--- Begin Data section ---

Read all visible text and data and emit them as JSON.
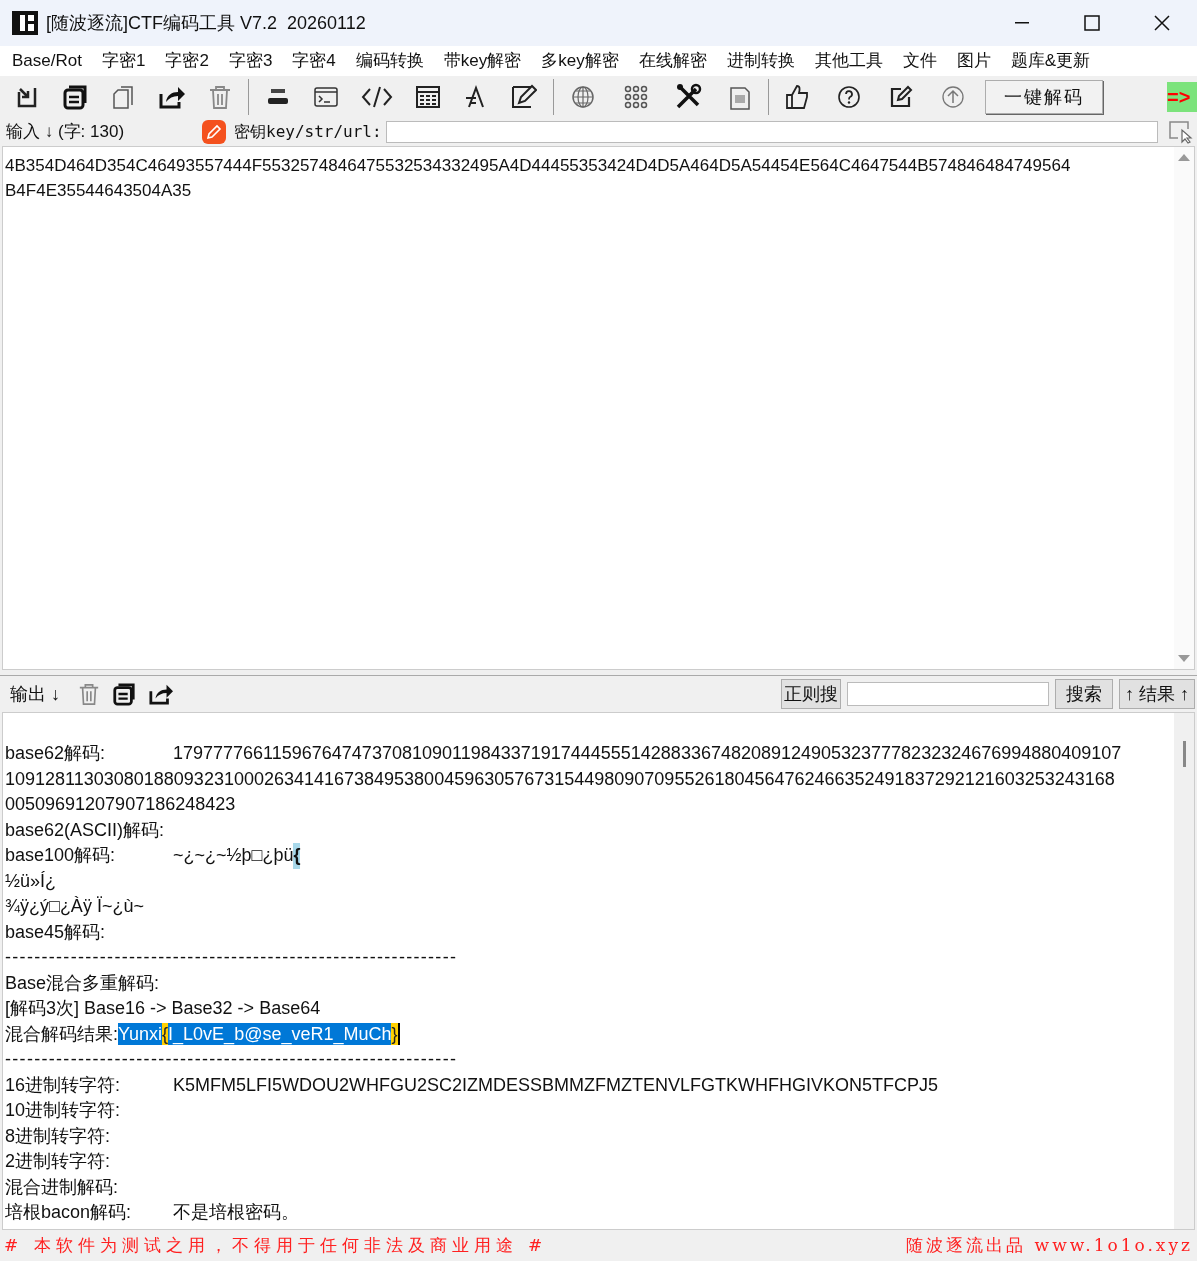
{
  "window": {
    "title": "[随波逐流]CTF编码工具 V7.2  20260112"
  },
  "menu": [
    "Base/Rot",
    "字密1",
    "字密2",
    "字密3",
    "字密4",
    "编码转换",
    "带key解密",
    "多key解密",
    "在线解密",
    "进制转换",
    "其他工具",
    "文件",
    "图片",
    "题库&更新"
  ],
  "toolbar": {
    "decode_button": "一键解码",
    "arrow": "=>"
  },
  "input": {
    "label": "输入 ↓ (字: 130)",
    "key_label": "密钥key/str/url:",
    "lines": [
      "4B354D464D354C46493557444F5532574846475532534332495A4D44455353424D4D5A464D5A54454E564C4647544B574846484749564",
      "B4F4E35544643504A35"
    ]
  },
  "output": {
    "label": "输出 ↓",
    "regex_button": "正则搜",
    "search_button": "搜索",
    "result_button": "↑ 结果 ↑",
    "lines": [
      {
        "kind": "pair",
        "label": "base62解码:",
        "value": "17977776611596764747370810901198433719174445551428833674820891249053237778232324676994880409107"
      },
      {
        "kind": "text",
        "text": "109128113030801880932310002634141673849538004596305767315449809070955261804564762466352491837292121603253243168"
      },
      {
        "kind": "text",
        "text": "00509691207907186248423"
      },
      {
        "kind": "pair",
        "label": "base62(ASCII)解码:"
      },
      {
        "kind": "pair",
        "label": "base100解码:",
        "value": "~¿~¿~½þ□¿þü",
        "mark": "{"
      },
      {
        "kind": "text",
        "text": "½ü»Í¿"
      },
      {
        "kind": "text",
        "text": "¾ÿ¿ý□¿Àÿ Ï~¿ù~"
      },
      {
        "kind": "pair",
        "label": "base45解码:"
      },
      {
        "kind": "rule",
        "text": "--------------------------------------------------------------"
      },
      {
        "kind": "text",
        "text": "Base混合多重解码:"
      },
      {
        "kind": "text",
        "text": "[解码3次] Base16 -> Base32 -> Base64"
      },
      {
        "kind": "result",
        "label": "混合解码结果:",
        "parts": [
          {
            "text": "Yunxi",
            "brace": false
          },
          {
            "text": "{",
            "brace": true
          },
          {
            "text": "I_L0vE_b@se_veR1_MuCh",
            "brace": false
          },
          {
            "text": "}",
            "brace": true
          }
        ]
      },
      {
        "kind": "rule",
        "text": "--------------------------------------------------------------"
      },
      {
        "kind": "pair",
        "label": "16进制转字符:",
        "value": "K5MFM5LFI5WDOU2WHFGU2SC2IZMDESSBMMZFMZTENVLFGTKWHFHGIVKON5TFCPJ5"
      },
      {
        "kind": "pair",
        "label": "10进制转字符:"
      },
      {
        "kind": "pair",
        "label": "8进制转字符:"
      },
      {
        "kind": "pair",
        "label": "2进制转字符:"
      },
      {
        "kind": "pair",
        "label": "混合进制解码:"
      },
      {
        "kind": "pair",
        "label": "培根bacon解码:",
        "value": "不是培根密码。"
      }
    ]
  },
  "footer": {
    "left": "# 本软件为测试之用，不得用于任何非法及商业用途 #",
    "right": "随波逐流出品 www.1o1o.xyz"
  }
}
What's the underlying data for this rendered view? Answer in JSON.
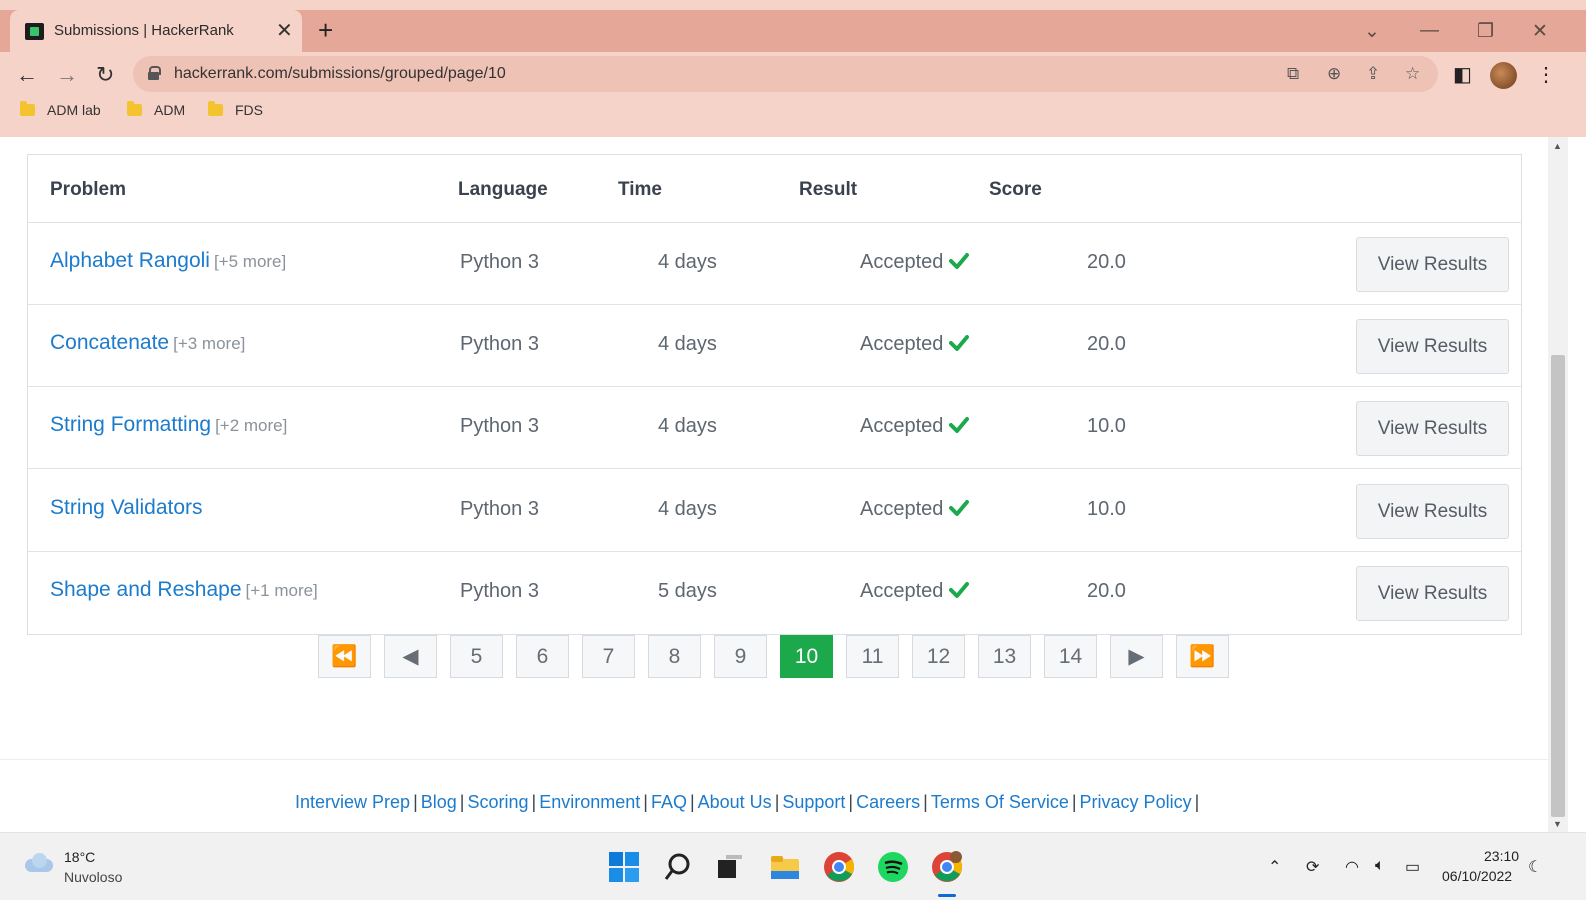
{
  "browser": {
    "tab_title": "Submissions | HackerRank",
    "url": "hackerrank.com/submissions/grouped/page/10",
    "bookmarks": [
      "ADM lab",
      "ADM",
      "FDS"
    ]
  },
  "table": {
    "headers": {
      "problem": "Problem",
      "language": "Language",
      "time": "Time",
      "result": "Result",
      "score": "Score"
    },
    "rows": [
      {
        "problem": "Alphabet Rangoli",
        "more": "[+5 more]",
        "language": "Python 3",
        "time": "4 days",
        "result": "Accepted",
        "score": "20.0",
        "action": "View Results"
      },
      {
        "problem": "Concatenate",
        "more": "[+3 more]",
        "language": "Python 3",
        "time": "4 days",
        "result": "Accepted",
        "score": "20.0",
        "action": "View Results"
      },
      {
        "problem": "String Formatting",
        "more": "[+2 more]",
        "language": "Python 3",
        "time": "4 days",
        "result": "Accepted",
        "score": "10.0",
        "action": "View Results"
      },
      {
        "problem": "String Validators",
        "more": "",
        "language": "Python 3",
        "time": "4 days",
        "result": "Accepted",
        "score": "10.0",
        "action": "View Results"
      },
      {
        "problem": "Shape and Reshape",
        "more": "[+1 more]",
        "language": "Python 3",
        "time": "5 days",
        "result": "Accepted",
        "score": "20.0",
        "action": "View Results"
      }
    ]
  },
  "pagination": {
    "first": "⏪",
    "prev": "◀",
    "pages": [
      "5",
      "6",
      "7",
      "8",
      "9",
      "10",
      "11",
      "12",
      "13",
      "14"
    ],
    "current": "10",
    "next": "▶",
    "last": "⏩"
  },
  "footer": {
    "links": [
      "Interview Prep",
      "Blog",
      "Scoring",
      "Environment",
      "FAQ",
      "About Us",
      "Support",
      "Careers",
      "Terms Of Service",
      "Privacy Policy"
    ]
  },
  "taskbar": {
    "temperature": "18°C",
    "condition": "Nuvoloso",
    "time": "23:10",
    "date": "06/10/2022"
  },
  "colors": {
    "accent_green": "#1ba94c",
    "link_blue": "#1c7bcc",
    "chrome_bg": "#f6d3c8",
    "tabstrip_bg": "#e5a797"
  }
}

--- End Data section ---

Set the data above down again exactly as given, with no pictures.

# Answer to the exercise
Read all visible text and data and emit them as JSON.
{
  "window": {
    "title": "[随波逐流]CTF编码工具 V7.2  20260112"
  },
  "menu": [
    "Base/Rot",
    "字密1",
    "字密2",
    "字密3",
    "字密4",
    "编码转换",
    "带key解密",
    "多key解密",
    "在线解密",
    "进制转换",
    "其他工具",
    "文件",
    "图片",
    "题库&更新"
  ],
  "toolbar": {
    "decode_button": "一键解码",
    "arrow": "=>"
  },
  "input": {
    "label": "输入 ↓ (字: 130)",
    "key_label": "密钥key/str/url:",
    "lines": [
      "4B354D464D354C46493557444F5532574846475532534332495A4D44455353424D4D5A464D5A54454E564C4647544B574846484749564",
      "B4F4E35544643504A35"
    ]
  },
  "output": {
    "label": "输出 ↓",
    "regex_button": "正则搜",
    "search_button": "搜索",
    "result_button": "↑ 结果 ↑",
    "lines": [
      {
        "kind": "pair",
        "label": "base62解码:",
        "value": "17977776611596764747370810901198433719174445551428833674820891249053237778232324676994880409107"
      },
      {
        "kind": "text",
        "text": "109128113030801880932310002634141673849538004596305767315449809070955261804564762466352491837292121603253243168"
      },
      {
        "kind": "text",
        "text": "00509691207907186248423"
      },
      {
        "kind": "pair",
        "label": "base62(ASCII)解码:"
      },
      {
        "kind": "pair",
        "label": "base100解码:",
        "value": "~¿~¿~½þ□¿þü",
        "mark": "{"
      },
      {
        "kind": "text",
        "text": "½ü»Í¿"
      },
      {
        "kind": "text",
        "text": "¾ÿ¿ý□¿Àÿ Ï~¿ù~"
      },
      {
        "kind": "pair",
        "label": "base45解码:"
      },
      {
        "kind": "rule",
        "text": "--------------------------------------------------------------"
      },
      {
        "kind": "text",
        "text": "Base混合多重解码:"
      },
      {
        "kind": "text",
        "text": "[解码3次] Base16 -> Base32 -> Base64"
      },
      {
        "kind": "result",
        "label": "混合解码结果:",
        "parts": [
          {
            "text": "Yunxi",
            "brace": false
          },
          {
            "text": "{",
            "brace": true
          },
          {
            "text": "I_L0vE_b@se_veR1_MuCh",
            "brace": false
          },
          {
            "text": "}",
            "brace": true
          }
        ]
      },
      {
        "kind": "rule",
        "text": "--------------------------------------------------------------"
      },
      {
        "kind": "pair",
        "label": "16进制转字符:",
        "value": "K5MFM5LFI5WDOU2WHFGU2SC2IZMDESSBMMZFMZTENVLFGTKWHFHGIVKON5TFCPJ5"
      },
      {
        "kind": "pair",
        "label": "10进制转字符:"
      },
      {
        "kind": "pair",
        "label": "8进制转字符:"
      },
      {
        "kind": "pair",
        "label": "2进制转字符:"
      },
      {
        "kind": "pair",
        "label": "混合进制解码:"
      },
      {
        "kind": "pair",
        "label": "培根bacon解码:",
        "value": "不是培根密码。"
      }
    ]
  },
  "footer": {
    "left": "# 本软件为测试之用，不得用于任何非法及商业用途 #",
    "right": "随波逐流出品 www.1o1o.xyz"
  }
}
What's the underlying data for this rendered view? Answer in JSON.
{
  "browser": {
    "tab_title": "Submissions | HackerRank",
    "url": "hackerrank.com/submissions/grouped/page/10",
    "bookmarks": [
      "ADM lab",
      "ADM",
      "FDS"
    ]
  },
  "table": {
    "headers": {
      "problem": "Problem",
      "language": "Language",
      "time": "Time",
      "result": "Result",
      "score": "Score"
    },
    "rows": [
      {
        "problem": "Alphabet Rangoli",
        "more": "[+5 more]",
        "language": "Python 3",
        "time": "4 days",
        "result": "Accepted",
        "score": "20.0",
        "action": "View Results"
      },
      {
        "problem": "Concatenate",
        "more": "[+3 more]",
        "language": "Python 3",
        "time": "4 days",
        "result": "Accepted",
        "score": "20.0",
        "action": "View Results"
      },
      {
        "problem": "String Formatting",
        "more": "[+2 more]",
        "language": "Python 3",
        "time": "4 days",
        "result": "Accepted",
        "score": "10.0",
        "action": "View Results"
      },
      {
        "problem": "String Validators",
        "more": "",
        "language": "Python 3",
        "time": "4 days",
        "result": "Accepted",
        "score": "10.0",
        "action": "View Results"
      },
      {
        "problem": "Shape and Reshape",
        "more": "[+1 more]",
        "language": "Python 3",
        "time": "5 days",
        "result": "Accepted",
        "score": "20.0",
        "action": "View Results"
      }
    ]
  },
  "pagination": {
    "first": "⏪",
    "prev": "◀",
    "pages": [
      "5",
      "6",
      "7",
      "8",
      "9",
      "10",
      "11",
      "12",
      "13",
      "14"
    ],
    "current": "10",
    "next": "▶",
    "last": "⏩"
  },
  "footer": {
    "links": [
      "Interview Prep",
      "Blog",
      "Scoring",
      "Environment",
      "FAQ",
      "About Us",
      "Support",
      "Careers",
      "Terms Of Service",
      "Privacy Policy"
    ]
  },
  "taskbar": {
    "temperature": "18°C",
    "condition": "Nuvoloso",
    "time": "23:10",
    "date": "06/10/2022"
  },
  "colors": {
    "accent_green": "#1ba94c",
    "link_blue": "#1c7bcc",
    "chrome_bg": "#f6d3c8",
    "tabstrip_bg": "#e5a797"
  }
}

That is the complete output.